Passage:

○ ○ ○ ○

Posted September 16, 2003 By John C Wright

This is meant to be a book review of TREASON, by Ann Coulter, and USEFUL IDIOTS by Mona Charon. It may be absurd to begin with a digression, but indulge me. I was reading, of all things, a review of the 1980’s toy-selling cartoon THE INHUMANOIDS, when, in the middle of a description of the science-fiction battles against giant monsters, I come across this paragraph:

>>we cut to a Russian military base… And the higher-ups on the base demand that the ships in the fleet launch depth charges instead of trying to signal or identify the strange object that just appeared on their radar. An old 80’s cartoon standby, the Evil Empire. Does anyone else remember the October Guard on GI Joe?

I am aghast. Apparently this writer forgets that about the same time when this cartoon was written, a Korean passenger liner was shot down when it crossed over into Soviet airspace, with no attempt made by the Soviets to signal or identify the plane. An act of appalling barbarism, one the Soviets denied doing until proof surfaced. It happened in real life, not a cartoon.

Imagine, dear reader, coming across someone reviewing, let us say, a movie or a comic from the 1940’s, and reading these words:

>>We cut to a Nazi German military base. And the higher-ups on the base demand that the ships in the fleet launch depth charges instead of trying to signal or identify the strange object that just appeared on their radar. An old 40’s cartoon standby, the Evil Master Race. Does anyone else remember the Aryan Knights from Buck Rogers?

○ ○ ○ ○

Data rows:

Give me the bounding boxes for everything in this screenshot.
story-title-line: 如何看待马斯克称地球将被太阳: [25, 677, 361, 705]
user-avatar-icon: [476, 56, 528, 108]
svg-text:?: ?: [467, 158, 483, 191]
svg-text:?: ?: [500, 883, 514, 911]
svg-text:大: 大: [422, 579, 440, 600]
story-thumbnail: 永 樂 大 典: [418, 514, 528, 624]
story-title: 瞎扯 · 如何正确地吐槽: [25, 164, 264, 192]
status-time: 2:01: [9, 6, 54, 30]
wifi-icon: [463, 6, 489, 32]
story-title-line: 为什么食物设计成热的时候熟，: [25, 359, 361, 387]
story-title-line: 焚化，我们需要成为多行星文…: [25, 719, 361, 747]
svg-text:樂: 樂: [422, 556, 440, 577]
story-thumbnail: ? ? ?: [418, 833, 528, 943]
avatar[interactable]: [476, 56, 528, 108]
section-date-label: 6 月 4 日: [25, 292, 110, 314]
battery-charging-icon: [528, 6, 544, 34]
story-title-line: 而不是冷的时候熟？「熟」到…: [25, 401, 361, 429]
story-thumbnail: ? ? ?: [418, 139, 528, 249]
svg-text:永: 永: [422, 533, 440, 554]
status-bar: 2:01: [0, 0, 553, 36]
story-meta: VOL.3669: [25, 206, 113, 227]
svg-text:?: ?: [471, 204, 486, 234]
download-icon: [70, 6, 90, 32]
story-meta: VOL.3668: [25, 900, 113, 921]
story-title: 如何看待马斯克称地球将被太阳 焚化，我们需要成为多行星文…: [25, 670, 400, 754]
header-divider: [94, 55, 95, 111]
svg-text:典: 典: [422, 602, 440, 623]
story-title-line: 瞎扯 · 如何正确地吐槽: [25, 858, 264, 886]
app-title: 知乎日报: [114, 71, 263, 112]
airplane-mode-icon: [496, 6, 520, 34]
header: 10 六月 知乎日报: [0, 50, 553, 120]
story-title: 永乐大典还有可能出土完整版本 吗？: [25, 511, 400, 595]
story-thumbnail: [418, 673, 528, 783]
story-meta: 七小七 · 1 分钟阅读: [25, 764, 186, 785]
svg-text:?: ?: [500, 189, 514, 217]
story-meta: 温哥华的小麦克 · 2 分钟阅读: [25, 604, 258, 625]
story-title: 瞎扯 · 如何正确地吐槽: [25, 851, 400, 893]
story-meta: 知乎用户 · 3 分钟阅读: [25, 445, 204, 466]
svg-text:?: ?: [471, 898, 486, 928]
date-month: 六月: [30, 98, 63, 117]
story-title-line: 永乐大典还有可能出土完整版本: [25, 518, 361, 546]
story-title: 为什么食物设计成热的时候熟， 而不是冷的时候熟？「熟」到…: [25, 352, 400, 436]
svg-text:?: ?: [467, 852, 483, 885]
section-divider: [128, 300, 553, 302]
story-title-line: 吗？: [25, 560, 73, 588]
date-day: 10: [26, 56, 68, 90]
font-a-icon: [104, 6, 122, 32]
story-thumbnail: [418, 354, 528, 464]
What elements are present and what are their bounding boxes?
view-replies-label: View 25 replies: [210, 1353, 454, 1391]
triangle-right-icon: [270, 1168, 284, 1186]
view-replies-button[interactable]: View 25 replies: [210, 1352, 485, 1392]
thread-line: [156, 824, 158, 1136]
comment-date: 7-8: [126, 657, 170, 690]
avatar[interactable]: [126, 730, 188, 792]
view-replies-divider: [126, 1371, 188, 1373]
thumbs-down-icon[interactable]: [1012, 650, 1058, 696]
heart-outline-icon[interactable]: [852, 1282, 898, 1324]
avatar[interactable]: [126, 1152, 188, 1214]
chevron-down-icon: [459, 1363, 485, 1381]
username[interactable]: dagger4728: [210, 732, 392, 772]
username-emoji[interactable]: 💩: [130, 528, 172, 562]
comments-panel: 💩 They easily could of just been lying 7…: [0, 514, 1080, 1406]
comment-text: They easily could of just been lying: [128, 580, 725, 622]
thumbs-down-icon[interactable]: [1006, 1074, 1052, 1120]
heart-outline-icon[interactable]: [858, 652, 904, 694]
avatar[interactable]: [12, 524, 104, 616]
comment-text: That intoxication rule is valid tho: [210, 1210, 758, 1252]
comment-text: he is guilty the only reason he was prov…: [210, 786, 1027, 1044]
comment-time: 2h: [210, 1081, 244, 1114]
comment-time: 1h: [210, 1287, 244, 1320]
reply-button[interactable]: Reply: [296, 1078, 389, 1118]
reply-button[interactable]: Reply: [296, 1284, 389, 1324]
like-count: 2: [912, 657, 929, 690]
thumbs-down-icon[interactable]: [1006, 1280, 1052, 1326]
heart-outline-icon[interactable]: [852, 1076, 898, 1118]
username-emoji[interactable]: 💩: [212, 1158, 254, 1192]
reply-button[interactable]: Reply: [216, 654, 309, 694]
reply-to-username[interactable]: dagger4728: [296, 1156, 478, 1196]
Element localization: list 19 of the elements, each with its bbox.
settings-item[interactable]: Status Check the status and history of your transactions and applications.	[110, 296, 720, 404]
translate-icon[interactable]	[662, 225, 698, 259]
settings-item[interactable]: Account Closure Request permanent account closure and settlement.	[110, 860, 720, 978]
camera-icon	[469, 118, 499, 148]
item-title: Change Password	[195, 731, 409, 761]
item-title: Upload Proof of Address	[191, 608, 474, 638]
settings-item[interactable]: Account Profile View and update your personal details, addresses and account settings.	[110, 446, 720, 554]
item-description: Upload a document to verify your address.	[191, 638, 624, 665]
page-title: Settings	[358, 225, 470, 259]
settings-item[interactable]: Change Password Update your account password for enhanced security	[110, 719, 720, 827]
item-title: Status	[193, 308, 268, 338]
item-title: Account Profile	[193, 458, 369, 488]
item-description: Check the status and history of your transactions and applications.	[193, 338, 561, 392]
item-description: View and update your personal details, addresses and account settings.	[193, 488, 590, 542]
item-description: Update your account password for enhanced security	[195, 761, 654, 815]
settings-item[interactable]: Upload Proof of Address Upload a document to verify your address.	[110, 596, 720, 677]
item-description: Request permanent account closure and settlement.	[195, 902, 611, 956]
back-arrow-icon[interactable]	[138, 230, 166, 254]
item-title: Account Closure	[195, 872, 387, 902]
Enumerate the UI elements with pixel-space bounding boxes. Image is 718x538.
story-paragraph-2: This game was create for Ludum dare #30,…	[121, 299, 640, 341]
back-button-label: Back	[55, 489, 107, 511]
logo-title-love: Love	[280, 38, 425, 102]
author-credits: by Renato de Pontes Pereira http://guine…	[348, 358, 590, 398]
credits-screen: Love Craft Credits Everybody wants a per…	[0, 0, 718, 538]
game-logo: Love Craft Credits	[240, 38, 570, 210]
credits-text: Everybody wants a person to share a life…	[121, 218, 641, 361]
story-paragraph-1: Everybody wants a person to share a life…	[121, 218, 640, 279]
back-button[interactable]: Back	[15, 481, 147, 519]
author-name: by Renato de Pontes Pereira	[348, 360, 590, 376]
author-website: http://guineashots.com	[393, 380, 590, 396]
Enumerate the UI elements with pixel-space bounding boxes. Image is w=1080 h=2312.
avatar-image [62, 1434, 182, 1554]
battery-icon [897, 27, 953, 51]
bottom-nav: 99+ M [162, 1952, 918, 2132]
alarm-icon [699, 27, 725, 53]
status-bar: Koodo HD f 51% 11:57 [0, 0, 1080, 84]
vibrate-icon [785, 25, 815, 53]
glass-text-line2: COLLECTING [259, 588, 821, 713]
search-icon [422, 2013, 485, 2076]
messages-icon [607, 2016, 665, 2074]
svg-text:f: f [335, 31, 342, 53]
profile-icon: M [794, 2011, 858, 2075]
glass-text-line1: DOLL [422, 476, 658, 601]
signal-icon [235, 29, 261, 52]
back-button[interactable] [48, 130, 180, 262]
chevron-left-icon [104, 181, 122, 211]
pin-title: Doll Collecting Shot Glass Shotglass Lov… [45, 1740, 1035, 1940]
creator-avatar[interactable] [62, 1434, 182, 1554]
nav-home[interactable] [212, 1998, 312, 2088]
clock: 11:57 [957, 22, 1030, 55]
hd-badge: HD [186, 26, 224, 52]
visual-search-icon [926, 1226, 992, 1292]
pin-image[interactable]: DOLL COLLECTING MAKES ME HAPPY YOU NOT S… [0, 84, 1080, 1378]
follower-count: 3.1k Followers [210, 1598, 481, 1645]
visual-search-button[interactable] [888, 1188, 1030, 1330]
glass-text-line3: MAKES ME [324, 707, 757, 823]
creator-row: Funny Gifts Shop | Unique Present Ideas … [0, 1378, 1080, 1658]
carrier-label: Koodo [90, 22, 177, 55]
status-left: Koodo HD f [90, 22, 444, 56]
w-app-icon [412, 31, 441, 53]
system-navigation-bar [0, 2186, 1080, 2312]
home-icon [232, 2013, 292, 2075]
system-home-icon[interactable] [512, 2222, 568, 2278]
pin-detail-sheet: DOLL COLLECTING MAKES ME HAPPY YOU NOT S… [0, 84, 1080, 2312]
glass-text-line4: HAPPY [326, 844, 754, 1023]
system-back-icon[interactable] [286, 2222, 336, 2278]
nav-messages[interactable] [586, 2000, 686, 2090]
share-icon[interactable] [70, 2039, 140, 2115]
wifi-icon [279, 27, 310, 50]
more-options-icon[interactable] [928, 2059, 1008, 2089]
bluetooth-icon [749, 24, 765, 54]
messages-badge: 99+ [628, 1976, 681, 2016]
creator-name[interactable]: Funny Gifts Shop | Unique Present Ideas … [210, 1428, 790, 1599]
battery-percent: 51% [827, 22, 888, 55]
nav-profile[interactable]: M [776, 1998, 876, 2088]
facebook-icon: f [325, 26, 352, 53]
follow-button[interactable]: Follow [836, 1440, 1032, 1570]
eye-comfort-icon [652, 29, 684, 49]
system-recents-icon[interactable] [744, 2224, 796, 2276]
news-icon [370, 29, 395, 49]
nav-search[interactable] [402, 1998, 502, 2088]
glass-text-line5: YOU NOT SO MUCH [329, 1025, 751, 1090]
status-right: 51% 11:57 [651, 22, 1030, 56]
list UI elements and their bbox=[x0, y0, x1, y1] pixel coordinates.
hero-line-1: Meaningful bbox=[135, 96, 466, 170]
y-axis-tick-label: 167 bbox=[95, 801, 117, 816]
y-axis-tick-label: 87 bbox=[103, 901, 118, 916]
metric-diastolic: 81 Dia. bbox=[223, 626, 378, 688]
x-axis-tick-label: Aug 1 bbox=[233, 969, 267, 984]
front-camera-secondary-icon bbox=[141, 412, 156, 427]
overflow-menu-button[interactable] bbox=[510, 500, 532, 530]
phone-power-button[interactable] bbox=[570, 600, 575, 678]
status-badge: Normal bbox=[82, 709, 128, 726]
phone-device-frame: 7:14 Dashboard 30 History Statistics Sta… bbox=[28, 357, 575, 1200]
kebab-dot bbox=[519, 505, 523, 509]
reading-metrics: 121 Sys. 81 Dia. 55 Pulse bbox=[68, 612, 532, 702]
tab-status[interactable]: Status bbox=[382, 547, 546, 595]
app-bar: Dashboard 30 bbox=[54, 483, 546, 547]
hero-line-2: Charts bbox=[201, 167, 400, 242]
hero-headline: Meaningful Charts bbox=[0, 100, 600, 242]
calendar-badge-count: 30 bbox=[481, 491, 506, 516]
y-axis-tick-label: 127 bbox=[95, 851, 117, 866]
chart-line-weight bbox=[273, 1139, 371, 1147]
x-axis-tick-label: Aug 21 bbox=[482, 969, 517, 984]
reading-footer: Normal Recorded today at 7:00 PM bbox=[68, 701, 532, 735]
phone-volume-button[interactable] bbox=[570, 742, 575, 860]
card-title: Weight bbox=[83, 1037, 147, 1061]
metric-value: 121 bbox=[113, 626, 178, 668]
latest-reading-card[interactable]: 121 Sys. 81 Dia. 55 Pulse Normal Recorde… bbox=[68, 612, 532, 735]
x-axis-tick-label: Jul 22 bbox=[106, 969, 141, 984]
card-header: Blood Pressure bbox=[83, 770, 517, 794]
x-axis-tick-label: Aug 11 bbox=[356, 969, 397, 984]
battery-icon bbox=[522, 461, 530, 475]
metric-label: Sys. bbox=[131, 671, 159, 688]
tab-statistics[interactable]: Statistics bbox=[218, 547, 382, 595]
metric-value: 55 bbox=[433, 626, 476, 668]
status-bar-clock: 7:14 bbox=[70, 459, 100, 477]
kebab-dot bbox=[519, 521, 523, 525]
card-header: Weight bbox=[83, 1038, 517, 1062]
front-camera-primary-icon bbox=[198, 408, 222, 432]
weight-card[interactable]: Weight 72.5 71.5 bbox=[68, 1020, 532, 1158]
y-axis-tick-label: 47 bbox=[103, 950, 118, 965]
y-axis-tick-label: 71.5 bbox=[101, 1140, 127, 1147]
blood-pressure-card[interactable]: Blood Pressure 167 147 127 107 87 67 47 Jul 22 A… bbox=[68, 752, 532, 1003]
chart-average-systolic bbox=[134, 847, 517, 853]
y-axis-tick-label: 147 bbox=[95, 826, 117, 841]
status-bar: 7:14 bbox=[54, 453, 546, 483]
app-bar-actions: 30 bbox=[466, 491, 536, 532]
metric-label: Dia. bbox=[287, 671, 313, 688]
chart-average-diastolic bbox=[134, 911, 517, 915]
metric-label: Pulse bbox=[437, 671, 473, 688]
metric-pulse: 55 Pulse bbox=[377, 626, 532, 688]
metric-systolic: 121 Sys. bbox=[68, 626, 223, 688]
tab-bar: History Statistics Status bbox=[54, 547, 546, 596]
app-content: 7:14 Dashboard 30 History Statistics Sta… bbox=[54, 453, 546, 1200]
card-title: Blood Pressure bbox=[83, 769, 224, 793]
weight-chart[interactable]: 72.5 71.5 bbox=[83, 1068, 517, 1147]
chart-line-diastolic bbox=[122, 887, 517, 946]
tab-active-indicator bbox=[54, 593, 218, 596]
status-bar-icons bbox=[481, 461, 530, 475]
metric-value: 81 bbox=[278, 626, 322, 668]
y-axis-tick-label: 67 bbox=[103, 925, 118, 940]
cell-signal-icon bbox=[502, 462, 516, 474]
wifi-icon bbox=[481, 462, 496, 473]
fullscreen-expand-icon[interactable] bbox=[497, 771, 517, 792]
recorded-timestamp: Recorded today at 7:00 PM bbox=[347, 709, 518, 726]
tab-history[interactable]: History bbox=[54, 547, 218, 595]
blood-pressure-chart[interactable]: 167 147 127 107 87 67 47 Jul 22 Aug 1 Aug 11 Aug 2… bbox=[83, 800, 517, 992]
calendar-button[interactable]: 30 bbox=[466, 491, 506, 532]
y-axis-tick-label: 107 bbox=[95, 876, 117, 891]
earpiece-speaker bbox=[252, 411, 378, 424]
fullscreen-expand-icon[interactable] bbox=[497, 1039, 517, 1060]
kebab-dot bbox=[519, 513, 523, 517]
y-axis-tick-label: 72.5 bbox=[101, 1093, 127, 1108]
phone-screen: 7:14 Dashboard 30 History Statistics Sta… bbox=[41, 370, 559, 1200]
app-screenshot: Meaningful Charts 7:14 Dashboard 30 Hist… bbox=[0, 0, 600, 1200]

○ ○ ○ ○

Instructions:
**A)** Which two books does the post say it is meant to review?
**B)** Transcribe the post word for word, starting with "Imagine, dear reader, coming" and going on through "from Buck Rogers?".

Responses to the exercise:
**A)** TREASON by Ann Coulter and USEFUL IDIOTS by Mona Charon.

**B)**
Imagine, dear reader, coming across someone reviewing, let us say, a movie or a comic from the 1940’s, and reading these words:

>>We cut to a Nazi German military base. And the higher-ups on the base demand that the ships in the fleet launch depth charges instead of trying to signal or identify the strange object that just appeared on their radar. An old 40’s cartoon standby, the Evil Master Race. Does anyone else remember the Aryan Knights from Buck Rogers?